Reproduce the entire listing word for word.

Stored data:
════════════════════

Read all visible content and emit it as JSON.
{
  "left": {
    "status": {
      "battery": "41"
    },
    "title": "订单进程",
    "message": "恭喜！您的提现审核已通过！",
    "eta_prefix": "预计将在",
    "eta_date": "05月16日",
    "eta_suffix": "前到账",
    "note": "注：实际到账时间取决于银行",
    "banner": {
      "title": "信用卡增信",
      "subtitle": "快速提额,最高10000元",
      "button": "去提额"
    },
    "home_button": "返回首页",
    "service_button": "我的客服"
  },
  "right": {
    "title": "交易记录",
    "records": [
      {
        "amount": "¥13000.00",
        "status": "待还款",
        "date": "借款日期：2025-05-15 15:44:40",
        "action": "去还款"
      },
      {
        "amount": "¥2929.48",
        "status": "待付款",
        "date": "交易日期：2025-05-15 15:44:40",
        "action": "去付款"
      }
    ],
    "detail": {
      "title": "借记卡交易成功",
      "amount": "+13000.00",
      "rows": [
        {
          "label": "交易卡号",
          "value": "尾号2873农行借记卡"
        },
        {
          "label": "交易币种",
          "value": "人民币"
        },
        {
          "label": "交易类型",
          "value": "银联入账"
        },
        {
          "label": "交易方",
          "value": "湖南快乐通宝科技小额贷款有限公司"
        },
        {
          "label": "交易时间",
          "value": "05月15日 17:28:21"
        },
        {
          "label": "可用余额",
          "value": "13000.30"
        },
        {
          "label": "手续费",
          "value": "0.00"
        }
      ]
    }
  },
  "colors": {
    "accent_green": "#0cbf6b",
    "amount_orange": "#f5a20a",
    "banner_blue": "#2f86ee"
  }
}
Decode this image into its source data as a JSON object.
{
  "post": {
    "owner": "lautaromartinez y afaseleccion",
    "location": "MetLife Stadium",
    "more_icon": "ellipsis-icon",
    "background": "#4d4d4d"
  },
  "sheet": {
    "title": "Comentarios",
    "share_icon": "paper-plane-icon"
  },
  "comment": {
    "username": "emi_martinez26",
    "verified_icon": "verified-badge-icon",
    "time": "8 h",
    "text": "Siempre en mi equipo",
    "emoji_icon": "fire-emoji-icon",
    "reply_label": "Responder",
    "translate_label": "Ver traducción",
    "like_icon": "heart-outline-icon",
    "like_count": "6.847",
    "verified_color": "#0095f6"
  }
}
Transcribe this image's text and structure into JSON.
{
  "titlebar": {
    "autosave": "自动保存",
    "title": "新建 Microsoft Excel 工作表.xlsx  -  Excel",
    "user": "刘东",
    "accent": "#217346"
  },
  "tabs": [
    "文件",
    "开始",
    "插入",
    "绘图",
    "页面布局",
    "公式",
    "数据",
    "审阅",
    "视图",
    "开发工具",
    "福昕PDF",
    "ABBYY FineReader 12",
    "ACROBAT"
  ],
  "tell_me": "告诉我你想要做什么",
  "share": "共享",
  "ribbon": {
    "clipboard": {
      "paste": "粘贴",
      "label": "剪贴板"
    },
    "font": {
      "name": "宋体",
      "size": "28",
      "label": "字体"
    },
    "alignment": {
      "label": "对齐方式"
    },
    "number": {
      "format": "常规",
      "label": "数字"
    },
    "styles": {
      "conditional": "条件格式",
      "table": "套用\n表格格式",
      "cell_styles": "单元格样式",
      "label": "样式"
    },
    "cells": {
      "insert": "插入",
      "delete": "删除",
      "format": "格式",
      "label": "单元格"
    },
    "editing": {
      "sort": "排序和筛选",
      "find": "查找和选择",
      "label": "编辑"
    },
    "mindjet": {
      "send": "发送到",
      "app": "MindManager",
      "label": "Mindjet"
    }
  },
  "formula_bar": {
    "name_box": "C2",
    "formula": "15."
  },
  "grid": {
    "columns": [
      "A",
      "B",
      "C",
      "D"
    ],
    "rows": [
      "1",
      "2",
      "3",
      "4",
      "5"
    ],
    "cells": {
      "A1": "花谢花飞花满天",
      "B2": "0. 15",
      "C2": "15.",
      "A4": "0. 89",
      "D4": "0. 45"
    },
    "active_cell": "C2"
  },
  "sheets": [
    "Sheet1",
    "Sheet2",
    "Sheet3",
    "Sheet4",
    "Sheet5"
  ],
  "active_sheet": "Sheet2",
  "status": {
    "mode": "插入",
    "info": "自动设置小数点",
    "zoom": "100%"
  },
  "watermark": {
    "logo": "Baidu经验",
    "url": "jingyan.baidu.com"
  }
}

════════════════════

__Full output__
Read all visible content and emit it as JSON.
{
  "left": {
    "status": {
      "battery": "41"
    },
    "title": "订单进程",
    "message": "恭喜！您的提现审核已通过！",
    "eta_prefix": "预计将在",
    "eta_date": "05月16日",
    "eta_suffix": "前到账",
    "note": "注：实际到账时间取决于银行",
    "banner": {
      "title": "信用卡增信",
      "subtitle": "快速提额,最高10000元",
      "button": "去提额"
    },
    "home_button": "返回首页",
    "service_button": "我的客服"
  },
  "right": {
    "title": "交易记录",
    "records": [
      {
        "amount": "¥13000.00",
        "status": "待还款",
        "date": "借款日期：2025-05-15 15:44:40",
        "action": "去还款"
      },
      {
        "amount": "¥2929.48",
        "status": "待付款",
        "date": "交易日期：2025-05-15 15:44:40",
        "action": "去付款"
      }
    ],
    "detail": {
      "title": "借记卡交易成功",
      "amount": "+13000.00",
      "rows": [
        {
          "label": "交易卡号",
          "value": "尾号2873农行借记卡"
        },
        {
          "label": "交易币种",
          "value": "人民币"
        },
        {
          "label": "交易类型",
          "value": "银联入账"
        },
        {
          "label": "交易方",
          "value": "湖南快乐通宝科技小额贷款有限公司"
        },
        {
          "label": "交易时间",
          "value": "05月15日 17:28:21"
        },
        {
          "label": "可用余额",
          "value": "13000.30"
        },
        {
          "label": "手续费",
          "value": "0.00"
        }
      ]
    }
  },
  "colors": {
    "accent_green": "#0cbf6b",
    "amount_orange": "#f5a20a",
    "banner_blue": "#2f86ee"
  }
}
Decode this image into its source data as a JSON object.
{
  "post": {
    "owner": "lautaromartinez y afaseleccion",
    "location": "MetLife Stadium",
    "more_icon": "ellipsis-icon",
    "background": "#4d4d4d"
  },
  "sheet": {
    "title": "Comentarios",
    "share_icon": "paper-plane-icon"
  },
  "comment": {
    "username": "emi_martinez26",
    "verified_icon": "verified-badge-icon",
    "time": "8 h",
    "text": "Siempre en mi equipo",
    "emoji_icon": "fire-emoji-icon",
    "reply_label": "Responder",
    "translate_label": "Ver traducción",
    "like_icon": "heart-outline-icon",
    "like_count": "6.847",
    "verified_color": "#0095f6"
  }
}
Transcribe this image's text and structure into JSON.
{
  "titlebar": {
    "autosave": "自动保存",
    "title": "新建 Microsoft Excel 工作表.xlsx  -  Excel",
    "user": "刘东",
    "accent": "#217346"
  },
  "tabs": [
    "文件",
    "开始",
    "插入",
    "绘图",
    "页面布局",
    "公式",
    "数据",
    "审阅",
    "视图",
    "开发工具",
    "福昕PDF",
    "ABBYY FineReader 12",
    "ACROBAT"
  ],
  "tell_me": "告诉我你想要做什么",
  "share": "共享",
  "ribbon": {
    "clipboard": {
      "paste": "粘贴",
      "label": "剪贴板"
    },
    "font": {
      "name": "宋体",
      "size": "28",
      "label": "字体"
    },
    "alignment": {
      "label": "对齐方式"
    },
    "number": {
      "format": "常规",
      "label": "数字"
    },
    "styles": {
      "conditional": "条件格式",
      "table": "套用\n表格格式",
      "cell_styles": "单元格样式",
      "label": "样式"
    },
    "cells": {
      "insert": "插入",
      "delete": "删除",
      "format": "格式",
      "label": "单元格"
    },
    "editing": {
      "sort": "排序和筛选",
      "find": "查找和选择",
      "label": "编辑"
    },
    "mindjet": {
      "send": "发送到",
      "app": "MindManager",
      "label": "Mindjet"
    }
  },
  "formula_bar": {
    "name_box": "C2",
    "formula": "15."
  },
  "grid": {
    "columns": [
      "A",
      "B",
      "C",
      "D"
    ],
    "rows": [
      "1",
      "2",
      "3",
      "4",
      "5"
    ],
    "cells": {
      "A1": "花谢花飞花满天",
      "B2": "0. 15",
      "C2": "15.",
      "A4": "0. 89",
      "D4": "0. 45"
    },
    "active_cell": "C2"
  },
  "sheets": [
    "Sheet1",
    "Sheet2",
    "Sheet3",
    "Sheet4",
    "Sheet5"
  ],
  "active_sheet": "Sheet2",
  "status": {
    "mode": "插入",
    "info": "自动设置小数点",
    "zoom": "100%"
  },
  "watermark": {
    "logo": "Baidu经验",
    "url": "jingyan.baidu.com"
  }
}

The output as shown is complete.